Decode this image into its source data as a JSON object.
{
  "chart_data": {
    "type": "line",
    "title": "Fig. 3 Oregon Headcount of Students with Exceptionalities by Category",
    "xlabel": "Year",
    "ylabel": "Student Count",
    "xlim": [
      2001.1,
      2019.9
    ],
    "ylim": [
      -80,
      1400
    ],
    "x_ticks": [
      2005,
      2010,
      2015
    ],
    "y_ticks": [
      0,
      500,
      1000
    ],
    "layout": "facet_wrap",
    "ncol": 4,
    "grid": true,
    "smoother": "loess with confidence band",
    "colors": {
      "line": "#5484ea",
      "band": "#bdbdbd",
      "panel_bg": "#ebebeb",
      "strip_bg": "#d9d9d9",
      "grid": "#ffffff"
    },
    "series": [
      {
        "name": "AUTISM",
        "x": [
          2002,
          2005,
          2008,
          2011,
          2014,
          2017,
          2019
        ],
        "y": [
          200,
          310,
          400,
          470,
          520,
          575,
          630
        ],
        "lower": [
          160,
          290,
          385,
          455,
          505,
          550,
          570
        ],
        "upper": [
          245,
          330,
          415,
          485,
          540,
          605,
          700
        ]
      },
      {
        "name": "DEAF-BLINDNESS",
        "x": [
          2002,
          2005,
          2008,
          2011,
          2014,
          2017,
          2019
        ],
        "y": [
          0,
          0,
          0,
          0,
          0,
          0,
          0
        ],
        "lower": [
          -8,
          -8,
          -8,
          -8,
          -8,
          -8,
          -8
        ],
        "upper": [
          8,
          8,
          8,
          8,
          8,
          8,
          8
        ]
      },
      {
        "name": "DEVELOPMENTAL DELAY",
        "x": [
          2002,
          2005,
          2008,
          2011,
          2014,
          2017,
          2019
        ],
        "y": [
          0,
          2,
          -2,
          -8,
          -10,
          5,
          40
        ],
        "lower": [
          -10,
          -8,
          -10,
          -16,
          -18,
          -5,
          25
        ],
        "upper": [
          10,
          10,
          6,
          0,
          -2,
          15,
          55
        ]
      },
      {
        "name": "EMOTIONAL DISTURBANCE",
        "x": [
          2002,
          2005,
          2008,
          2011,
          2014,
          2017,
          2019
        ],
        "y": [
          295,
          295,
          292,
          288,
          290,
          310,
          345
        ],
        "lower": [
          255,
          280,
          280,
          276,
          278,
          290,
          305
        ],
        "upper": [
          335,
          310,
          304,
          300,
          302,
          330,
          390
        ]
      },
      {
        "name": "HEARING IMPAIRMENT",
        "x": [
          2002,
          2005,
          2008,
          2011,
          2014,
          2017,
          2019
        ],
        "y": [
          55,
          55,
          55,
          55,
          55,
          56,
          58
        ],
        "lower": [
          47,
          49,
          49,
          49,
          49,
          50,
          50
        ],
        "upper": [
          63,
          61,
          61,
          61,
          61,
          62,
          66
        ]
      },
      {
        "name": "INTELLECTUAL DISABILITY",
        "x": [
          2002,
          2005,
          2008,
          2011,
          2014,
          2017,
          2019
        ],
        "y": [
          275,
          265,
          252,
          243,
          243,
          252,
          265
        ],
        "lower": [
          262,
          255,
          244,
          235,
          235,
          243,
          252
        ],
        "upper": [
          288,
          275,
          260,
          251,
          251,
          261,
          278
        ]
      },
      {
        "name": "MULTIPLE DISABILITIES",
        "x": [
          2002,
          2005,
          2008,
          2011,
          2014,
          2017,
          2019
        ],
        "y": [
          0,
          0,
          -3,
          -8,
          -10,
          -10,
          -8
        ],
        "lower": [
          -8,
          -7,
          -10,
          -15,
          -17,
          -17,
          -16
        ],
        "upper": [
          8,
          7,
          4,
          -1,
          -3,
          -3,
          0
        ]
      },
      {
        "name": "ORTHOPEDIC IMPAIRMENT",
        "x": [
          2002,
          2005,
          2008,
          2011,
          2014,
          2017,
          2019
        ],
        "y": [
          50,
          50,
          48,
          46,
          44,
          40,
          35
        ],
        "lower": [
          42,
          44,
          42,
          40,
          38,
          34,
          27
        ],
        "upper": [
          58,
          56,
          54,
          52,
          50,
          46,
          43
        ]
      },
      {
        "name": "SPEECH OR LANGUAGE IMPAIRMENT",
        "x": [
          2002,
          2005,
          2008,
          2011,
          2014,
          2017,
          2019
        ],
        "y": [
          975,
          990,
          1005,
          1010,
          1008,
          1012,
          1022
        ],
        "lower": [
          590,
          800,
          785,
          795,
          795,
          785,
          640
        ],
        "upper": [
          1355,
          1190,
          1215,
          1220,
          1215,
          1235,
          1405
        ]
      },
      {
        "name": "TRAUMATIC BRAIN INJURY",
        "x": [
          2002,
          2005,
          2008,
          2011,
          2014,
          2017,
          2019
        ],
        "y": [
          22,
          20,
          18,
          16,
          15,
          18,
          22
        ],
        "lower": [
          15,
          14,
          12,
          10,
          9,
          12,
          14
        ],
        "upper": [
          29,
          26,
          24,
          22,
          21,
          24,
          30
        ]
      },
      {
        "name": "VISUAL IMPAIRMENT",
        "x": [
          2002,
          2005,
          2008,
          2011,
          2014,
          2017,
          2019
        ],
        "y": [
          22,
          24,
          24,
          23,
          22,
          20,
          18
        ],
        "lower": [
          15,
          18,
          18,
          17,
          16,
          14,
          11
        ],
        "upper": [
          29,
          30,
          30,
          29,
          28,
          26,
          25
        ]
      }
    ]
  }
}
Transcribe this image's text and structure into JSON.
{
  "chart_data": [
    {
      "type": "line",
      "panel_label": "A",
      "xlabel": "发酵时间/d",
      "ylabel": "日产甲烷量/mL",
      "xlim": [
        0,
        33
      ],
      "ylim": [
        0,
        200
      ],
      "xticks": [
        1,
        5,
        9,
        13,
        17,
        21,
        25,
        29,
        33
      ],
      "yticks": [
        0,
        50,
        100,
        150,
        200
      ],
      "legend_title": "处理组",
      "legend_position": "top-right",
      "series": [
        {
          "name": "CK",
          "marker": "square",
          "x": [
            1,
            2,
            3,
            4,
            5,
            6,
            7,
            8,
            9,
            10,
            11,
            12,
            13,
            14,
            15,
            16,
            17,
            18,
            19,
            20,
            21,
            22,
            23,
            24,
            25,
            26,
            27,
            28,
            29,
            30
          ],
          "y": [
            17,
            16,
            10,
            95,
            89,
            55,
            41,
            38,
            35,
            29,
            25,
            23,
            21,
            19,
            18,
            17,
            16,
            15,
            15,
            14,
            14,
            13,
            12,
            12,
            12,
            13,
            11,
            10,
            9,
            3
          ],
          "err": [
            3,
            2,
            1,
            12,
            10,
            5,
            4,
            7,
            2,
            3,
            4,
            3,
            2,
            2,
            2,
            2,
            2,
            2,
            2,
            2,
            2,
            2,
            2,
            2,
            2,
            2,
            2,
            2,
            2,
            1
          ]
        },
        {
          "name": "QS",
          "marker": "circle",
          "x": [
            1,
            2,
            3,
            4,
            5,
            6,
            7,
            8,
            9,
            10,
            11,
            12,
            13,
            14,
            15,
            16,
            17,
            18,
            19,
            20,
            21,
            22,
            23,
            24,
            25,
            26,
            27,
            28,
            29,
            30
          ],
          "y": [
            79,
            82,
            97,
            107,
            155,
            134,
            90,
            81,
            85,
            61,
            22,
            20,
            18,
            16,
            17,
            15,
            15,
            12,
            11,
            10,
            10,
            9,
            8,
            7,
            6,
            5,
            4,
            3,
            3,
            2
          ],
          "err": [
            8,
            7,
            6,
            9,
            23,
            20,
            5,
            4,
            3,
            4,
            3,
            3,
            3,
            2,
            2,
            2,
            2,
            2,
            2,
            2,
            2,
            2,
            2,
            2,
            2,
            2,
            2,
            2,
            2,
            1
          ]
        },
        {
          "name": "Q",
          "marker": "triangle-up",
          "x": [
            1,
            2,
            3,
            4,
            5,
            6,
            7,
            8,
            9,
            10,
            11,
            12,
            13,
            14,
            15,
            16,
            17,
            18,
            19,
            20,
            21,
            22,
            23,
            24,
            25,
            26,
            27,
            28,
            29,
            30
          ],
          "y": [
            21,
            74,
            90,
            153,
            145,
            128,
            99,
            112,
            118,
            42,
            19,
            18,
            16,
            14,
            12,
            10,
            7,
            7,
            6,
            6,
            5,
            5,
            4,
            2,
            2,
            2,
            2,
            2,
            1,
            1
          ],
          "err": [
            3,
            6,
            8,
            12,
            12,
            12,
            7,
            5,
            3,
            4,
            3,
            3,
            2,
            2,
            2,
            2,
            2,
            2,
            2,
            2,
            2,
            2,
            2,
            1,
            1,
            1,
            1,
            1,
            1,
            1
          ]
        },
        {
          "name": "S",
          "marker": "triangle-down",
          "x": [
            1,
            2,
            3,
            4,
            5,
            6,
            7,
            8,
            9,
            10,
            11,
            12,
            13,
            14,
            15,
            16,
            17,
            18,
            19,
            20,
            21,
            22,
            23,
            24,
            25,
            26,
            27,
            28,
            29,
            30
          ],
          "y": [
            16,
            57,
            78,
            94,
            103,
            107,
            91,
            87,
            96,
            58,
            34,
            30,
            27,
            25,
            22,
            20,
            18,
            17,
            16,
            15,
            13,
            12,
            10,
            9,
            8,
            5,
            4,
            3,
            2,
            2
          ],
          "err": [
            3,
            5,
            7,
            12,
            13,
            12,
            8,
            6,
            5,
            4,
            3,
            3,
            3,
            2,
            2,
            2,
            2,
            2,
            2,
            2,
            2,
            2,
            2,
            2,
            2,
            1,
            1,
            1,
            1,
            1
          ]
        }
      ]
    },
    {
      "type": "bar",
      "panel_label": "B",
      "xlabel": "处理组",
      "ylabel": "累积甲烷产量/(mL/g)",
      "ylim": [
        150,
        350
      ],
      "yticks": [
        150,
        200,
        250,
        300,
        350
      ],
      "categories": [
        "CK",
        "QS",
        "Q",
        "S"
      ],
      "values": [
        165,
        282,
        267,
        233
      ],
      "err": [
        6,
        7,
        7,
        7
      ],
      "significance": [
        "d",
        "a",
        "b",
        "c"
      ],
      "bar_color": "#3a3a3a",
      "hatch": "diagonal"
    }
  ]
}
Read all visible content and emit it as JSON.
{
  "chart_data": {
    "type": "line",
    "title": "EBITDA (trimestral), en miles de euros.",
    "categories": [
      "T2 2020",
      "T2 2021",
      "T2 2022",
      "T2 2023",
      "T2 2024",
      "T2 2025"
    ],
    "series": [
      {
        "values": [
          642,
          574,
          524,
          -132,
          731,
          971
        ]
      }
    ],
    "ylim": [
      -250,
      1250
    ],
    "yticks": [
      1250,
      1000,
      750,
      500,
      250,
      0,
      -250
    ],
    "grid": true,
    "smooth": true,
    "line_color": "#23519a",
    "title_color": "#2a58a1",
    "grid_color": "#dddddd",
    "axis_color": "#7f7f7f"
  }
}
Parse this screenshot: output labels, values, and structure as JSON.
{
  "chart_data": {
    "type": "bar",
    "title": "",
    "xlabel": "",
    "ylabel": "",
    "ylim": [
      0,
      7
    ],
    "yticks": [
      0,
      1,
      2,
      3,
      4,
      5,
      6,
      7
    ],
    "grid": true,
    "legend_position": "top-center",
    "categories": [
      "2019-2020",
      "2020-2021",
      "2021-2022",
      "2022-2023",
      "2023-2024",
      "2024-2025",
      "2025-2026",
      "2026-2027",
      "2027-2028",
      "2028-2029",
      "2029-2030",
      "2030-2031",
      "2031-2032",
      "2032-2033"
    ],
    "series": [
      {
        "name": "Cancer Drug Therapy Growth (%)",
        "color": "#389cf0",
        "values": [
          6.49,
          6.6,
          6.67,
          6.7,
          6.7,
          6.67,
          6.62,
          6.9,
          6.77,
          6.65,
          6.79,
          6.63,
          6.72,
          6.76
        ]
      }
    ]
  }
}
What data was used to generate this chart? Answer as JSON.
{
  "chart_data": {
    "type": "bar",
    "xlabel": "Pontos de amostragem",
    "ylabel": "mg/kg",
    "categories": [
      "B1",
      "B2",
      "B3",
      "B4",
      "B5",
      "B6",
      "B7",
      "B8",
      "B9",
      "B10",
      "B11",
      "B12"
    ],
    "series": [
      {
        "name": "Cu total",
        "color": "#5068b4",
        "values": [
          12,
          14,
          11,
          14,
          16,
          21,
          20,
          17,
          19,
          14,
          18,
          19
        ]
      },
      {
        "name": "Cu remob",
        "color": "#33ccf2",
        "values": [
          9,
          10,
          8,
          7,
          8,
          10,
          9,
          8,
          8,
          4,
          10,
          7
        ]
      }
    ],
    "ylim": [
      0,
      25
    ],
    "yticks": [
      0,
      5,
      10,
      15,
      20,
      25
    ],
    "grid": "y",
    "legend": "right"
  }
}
──────
REQUIREMENTS:
For each line above that contains the word "JSON", copy that line.

RIGHT ANSWER:
Decode this image into its source data as a JSON object.
Transcribe this image's text and structure into JSON.
Read all visible content and emit it as JSON.
Parse this screenshot: output labels, values, and structure as JSON.
What data was used to generate this chart? Answer as JSON.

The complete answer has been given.